[PROBLEM DETAILS]
Gather every line holding the string "Swedish".

[DATA FOR THIS TASK]
════════════════════

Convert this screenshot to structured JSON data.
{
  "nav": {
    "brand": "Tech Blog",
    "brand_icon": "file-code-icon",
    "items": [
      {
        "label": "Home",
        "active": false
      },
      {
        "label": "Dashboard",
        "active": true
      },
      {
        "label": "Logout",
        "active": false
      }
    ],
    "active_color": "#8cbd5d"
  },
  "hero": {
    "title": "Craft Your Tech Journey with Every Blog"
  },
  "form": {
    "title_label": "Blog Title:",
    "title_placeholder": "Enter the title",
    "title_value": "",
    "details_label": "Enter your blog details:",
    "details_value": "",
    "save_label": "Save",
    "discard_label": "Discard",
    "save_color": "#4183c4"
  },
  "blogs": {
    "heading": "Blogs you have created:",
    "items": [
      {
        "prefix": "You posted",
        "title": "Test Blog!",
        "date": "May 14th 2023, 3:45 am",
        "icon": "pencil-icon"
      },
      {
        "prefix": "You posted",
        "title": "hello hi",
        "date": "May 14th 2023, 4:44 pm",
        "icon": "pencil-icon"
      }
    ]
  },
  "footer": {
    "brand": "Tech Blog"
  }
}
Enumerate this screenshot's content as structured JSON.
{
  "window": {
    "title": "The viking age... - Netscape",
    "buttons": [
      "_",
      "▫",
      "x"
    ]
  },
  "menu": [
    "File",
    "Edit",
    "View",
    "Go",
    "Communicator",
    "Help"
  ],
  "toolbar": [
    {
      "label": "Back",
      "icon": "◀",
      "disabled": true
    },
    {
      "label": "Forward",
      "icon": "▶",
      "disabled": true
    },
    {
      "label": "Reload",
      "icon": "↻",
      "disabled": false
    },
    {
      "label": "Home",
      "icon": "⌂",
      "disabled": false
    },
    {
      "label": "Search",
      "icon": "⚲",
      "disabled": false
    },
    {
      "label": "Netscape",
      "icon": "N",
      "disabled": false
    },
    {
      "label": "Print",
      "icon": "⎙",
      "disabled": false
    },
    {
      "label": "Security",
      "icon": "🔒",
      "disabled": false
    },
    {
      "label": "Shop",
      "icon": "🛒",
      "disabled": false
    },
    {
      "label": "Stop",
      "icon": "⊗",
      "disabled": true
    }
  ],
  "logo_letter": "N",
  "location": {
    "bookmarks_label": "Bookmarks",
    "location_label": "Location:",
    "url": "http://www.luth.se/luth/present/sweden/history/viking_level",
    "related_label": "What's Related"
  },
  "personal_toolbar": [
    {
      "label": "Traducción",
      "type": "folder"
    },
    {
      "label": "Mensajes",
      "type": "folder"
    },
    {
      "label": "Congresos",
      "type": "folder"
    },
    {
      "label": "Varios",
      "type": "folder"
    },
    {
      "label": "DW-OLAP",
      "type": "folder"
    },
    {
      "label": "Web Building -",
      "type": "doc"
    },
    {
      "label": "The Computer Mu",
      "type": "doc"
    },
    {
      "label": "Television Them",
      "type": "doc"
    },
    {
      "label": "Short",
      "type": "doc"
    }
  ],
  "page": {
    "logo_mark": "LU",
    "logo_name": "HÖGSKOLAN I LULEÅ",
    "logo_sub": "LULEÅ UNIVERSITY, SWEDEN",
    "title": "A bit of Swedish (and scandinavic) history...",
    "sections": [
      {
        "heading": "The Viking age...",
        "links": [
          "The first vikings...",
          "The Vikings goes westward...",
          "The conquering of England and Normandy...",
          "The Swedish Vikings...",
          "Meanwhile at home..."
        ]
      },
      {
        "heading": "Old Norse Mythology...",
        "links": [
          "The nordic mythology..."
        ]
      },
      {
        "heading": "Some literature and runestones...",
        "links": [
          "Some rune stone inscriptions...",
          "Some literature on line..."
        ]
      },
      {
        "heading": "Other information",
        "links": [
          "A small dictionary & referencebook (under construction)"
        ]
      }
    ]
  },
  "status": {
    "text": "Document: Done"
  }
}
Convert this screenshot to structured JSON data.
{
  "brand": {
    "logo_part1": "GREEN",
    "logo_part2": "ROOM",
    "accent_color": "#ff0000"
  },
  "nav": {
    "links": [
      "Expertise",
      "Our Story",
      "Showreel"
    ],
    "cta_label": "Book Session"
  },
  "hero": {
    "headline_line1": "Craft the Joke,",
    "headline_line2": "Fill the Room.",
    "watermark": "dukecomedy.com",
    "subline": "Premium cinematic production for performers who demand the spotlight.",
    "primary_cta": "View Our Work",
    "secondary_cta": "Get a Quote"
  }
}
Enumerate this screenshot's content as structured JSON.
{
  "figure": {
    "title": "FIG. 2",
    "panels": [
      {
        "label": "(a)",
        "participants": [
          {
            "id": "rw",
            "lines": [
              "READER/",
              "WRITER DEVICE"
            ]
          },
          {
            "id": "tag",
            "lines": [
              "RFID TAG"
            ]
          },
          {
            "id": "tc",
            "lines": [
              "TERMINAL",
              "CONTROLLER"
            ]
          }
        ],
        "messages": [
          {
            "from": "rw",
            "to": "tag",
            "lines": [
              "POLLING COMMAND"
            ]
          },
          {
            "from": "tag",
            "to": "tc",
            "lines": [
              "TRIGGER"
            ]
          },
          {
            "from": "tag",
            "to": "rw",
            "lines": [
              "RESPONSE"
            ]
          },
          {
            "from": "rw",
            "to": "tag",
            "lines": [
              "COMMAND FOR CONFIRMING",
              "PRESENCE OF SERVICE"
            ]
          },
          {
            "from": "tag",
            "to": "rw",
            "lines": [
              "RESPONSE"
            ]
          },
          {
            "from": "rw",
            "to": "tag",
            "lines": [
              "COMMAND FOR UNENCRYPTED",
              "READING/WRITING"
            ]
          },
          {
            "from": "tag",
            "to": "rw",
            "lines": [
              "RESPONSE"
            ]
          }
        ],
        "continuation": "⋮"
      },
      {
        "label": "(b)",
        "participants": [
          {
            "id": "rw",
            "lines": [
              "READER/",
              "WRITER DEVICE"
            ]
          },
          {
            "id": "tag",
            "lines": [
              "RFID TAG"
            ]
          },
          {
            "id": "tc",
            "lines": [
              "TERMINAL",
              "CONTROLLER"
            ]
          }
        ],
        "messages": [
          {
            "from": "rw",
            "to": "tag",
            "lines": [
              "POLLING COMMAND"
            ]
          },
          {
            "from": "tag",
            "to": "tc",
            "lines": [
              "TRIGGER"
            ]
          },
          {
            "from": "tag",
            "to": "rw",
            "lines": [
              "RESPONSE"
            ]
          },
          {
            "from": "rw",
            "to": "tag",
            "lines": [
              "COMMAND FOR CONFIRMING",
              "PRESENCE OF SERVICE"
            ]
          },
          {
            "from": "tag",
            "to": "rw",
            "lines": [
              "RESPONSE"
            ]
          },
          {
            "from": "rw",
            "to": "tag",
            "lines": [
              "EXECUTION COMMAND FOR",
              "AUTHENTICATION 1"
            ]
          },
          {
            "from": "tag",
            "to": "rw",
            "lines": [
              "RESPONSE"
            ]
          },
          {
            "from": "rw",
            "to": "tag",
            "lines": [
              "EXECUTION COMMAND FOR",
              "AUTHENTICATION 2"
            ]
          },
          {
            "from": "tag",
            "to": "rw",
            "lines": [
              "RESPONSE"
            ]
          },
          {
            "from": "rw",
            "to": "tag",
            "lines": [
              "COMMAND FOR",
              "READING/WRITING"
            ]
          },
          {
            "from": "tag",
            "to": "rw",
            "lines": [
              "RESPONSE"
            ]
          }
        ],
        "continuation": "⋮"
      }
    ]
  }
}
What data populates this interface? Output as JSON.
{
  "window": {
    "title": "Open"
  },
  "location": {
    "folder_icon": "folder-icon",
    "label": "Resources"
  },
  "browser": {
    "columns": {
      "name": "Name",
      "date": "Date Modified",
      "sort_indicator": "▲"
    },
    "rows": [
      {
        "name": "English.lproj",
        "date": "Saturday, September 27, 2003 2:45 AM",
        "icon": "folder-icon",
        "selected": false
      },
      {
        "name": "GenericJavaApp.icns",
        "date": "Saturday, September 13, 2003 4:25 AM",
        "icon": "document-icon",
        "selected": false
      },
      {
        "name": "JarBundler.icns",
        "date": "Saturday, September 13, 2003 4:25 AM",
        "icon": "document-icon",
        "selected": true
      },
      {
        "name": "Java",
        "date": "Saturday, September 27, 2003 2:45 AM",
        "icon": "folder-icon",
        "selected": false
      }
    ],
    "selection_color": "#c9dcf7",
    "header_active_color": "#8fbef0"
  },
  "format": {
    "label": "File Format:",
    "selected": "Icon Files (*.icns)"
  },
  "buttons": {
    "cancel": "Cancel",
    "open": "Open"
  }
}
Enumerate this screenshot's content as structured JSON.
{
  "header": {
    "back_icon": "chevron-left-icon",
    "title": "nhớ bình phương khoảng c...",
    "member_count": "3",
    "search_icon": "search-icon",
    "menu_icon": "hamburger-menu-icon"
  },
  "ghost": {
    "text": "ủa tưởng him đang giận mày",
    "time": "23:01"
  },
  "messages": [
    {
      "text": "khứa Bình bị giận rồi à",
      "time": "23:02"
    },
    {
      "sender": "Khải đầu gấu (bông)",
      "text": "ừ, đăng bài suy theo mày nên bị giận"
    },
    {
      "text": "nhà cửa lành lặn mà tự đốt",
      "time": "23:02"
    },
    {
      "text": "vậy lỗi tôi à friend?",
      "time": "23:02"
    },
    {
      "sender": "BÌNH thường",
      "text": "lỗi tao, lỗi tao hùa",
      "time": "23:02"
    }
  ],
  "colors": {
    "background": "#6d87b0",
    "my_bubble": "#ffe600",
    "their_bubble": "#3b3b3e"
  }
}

════════════════════

[EXERCISE OUTPUT]
    "title": "A bit of Swedish (and scandinavic) history...",
          "The Swedish Vikings...",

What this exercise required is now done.